WHAT TO DO:
Revise the passage of the bucephalandra root-trimming thread below that begins at the words "Also with tetrestrial" and stops after "you cut away.", changing "vascular system" to "transport system" throughout.
** Opening EXTRACT TO READ block **
# bucephalandra root trimming



## mort (23 Feb 2016)

Hi, my buces are really taking off and throwing out really long roots. Since they are on fine pieces of wood these roots extend many inches below the wood and are getting a bit overgrown. Its fine elsewhere in the tank but they have almost covered up a nice swim through so need a trim.
So my question is do they mind being cut back hard or is it better to just reduce them a little? any tips will be gratefully received as i'm starting to see flowers on some and don't want to damage their grow.


----------



## zozo (24 Feb 2016)

I would not cut them back to hard, not to close to the rhizome anyway, but some root trimming can't hurt. That's what most of us do before planting new plants trim the roots a bit to make planting easier. I've noticed on a Buce which i've planted on top of a piece of vertical standing driftwood and some parts of it's rootsystem died off on it's own over time. Probabbly due to trimming the plant parts from above. It just looses its haulthy color and eventualy fauls away. So you might inspect it's rootsystem first and start cuttting away the discolored parts if it has some before cutting off haulthy roots.

Also with tetrestrial plants i noticed, plants have a structured vascular system and any root damage can have effect on parts of it's growth aboveground. So cutting back roots to vigorously near the stem or rhizome can cause upper parts of the plant to die off. So it kinda works visa versa, cutting away top growth can have effect on some parts of its rootstructure as cutting away some rootstructure can have effect on topgrowth. 
No matter what kind of plant it is. Now from the outside it's not obvious how this vascular system in the plant is routed, but you could expect som die off from some leaves depending on what and how much you cut away.


----------



## dw1305 (24 Feb 2016)
** Closing EXTRACT TO READ block **
** Opening PROVIDED DATA block **
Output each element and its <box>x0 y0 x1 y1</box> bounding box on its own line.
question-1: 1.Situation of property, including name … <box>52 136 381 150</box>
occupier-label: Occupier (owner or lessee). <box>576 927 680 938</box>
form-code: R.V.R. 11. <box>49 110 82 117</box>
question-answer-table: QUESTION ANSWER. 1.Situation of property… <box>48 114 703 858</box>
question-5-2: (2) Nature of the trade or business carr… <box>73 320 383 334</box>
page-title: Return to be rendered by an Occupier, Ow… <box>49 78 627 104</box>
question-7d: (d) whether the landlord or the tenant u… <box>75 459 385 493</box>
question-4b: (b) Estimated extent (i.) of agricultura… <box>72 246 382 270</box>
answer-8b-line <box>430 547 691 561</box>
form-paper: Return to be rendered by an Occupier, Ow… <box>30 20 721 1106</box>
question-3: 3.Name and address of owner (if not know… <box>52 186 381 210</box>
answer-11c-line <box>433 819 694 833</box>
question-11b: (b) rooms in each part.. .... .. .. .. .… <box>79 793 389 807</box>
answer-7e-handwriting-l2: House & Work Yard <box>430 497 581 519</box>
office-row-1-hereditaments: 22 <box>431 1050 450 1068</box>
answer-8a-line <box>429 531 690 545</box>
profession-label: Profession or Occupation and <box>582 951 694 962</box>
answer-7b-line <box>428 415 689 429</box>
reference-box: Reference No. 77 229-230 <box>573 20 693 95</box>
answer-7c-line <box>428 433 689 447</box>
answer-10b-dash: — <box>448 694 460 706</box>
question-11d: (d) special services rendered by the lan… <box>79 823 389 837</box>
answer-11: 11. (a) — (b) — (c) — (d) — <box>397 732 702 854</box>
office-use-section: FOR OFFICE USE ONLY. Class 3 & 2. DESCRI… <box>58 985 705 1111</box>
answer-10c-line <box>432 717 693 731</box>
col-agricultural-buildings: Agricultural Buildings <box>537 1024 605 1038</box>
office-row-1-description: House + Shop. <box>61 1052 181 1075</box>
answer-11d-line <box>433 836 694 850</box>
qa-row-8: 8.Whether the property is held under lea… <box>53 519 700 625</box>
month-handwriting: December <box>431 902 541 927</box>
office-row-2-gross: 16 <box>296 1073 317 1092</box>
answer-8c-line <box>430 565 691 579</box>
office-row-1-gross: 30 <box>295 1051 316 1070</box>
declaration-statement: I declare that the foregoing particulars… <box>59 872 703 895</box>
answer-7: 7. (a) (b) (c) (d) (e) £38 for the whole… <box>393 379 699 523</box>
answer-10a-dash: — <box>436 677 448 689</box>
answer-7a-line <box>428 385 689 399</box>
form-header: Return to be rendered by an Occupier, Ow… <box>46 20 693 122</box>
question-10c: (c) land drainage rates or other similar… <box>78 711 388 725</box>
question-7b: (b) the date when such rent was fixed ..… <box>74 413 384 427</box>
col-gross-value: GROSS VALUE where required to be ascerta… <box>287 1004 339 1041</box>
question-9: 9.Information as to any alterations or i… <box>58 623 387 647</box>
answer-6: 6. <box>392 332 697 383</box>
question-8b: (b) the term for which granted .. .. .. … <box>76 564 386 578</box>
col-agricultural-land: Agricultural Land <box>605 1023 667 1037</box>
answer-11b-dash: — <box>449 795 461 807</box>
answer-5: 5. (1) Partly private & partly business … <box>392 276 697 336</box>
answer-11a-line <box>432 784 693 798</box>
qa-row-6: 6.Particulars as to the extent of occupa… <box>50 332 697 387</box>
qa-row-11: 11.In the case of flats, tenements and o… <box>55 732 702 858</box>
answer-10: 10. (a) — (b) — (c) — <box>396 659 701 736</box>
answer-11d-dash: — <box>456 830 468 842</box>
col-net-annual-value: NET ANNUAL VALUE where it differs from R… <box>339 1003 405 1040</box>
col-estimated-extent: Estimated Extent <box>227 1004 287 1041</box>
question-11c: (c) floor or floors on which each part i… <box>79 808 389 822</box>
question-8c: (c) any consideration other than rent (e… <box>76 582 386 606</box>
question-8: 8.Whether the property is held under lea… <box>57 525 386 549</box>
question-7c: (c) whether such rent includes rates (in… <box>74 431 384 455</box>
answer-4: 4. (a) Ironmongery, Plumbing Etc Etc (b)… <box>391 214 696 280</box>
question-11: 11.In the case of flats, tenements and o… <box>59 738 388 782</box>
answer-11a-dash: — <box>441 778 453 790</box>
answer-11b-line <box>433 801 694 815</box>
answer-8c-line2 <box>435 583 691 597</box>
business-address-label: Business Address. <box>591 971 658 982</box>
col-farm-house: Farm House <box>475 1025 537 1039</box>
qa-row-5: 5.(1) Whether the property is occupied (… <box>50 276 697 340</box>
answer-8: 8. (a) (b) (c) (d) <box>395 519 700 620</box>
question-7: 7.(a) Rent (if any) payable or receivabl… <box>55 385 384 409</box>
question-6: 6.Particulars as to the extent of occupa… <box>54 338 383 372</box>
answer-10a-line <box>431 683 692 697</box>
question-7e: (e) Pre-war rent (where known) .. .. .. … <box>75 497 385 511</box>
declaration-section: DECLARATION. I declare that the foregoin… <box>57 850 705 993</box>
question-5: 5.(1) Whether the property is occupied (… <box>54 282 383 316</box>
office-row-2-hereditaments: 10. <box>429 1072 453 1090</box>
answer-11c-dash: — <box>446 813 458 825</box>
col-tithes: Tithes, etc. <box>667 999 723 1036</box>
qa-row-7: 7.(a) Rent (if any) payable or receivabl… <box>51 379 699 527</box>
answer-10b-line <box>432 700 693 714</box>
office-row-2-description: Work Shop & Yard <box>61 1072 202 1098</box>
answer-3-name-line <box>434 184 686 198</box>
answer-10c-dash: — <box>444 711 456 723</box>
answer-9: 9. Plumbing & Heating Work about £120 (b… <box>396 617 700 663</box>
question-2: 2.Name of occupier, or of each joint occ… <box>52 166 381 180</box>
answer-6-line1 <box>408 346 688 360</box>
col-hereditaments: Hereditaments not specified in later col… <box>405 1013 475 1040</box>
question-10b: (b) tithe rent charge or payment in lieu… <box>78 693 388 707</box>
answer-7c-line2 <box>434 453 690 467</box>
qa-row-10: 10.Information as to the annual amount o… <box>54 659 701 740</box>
** Closing PROVIDED DATA block **
RESPONSE:
Also with tetrestrial plants i noticed, plants have a structured transport system and any root damage can have effect on parts of it's growth aboveground. So cutting back roots to vigorously near the stem or rhizome can cause upper parts of the plant to die off. So it kinda works visa versa, cutting away top growth can have effect on some parts of its rootstructure as cutting away some rootstructure can have effect on topgrowth. 
No matter what kind of plant it is. Now from the outside it's not obvious how this transport system in the plant is routed, but you could expect som die off from some leaves depending on what and how much you cut away.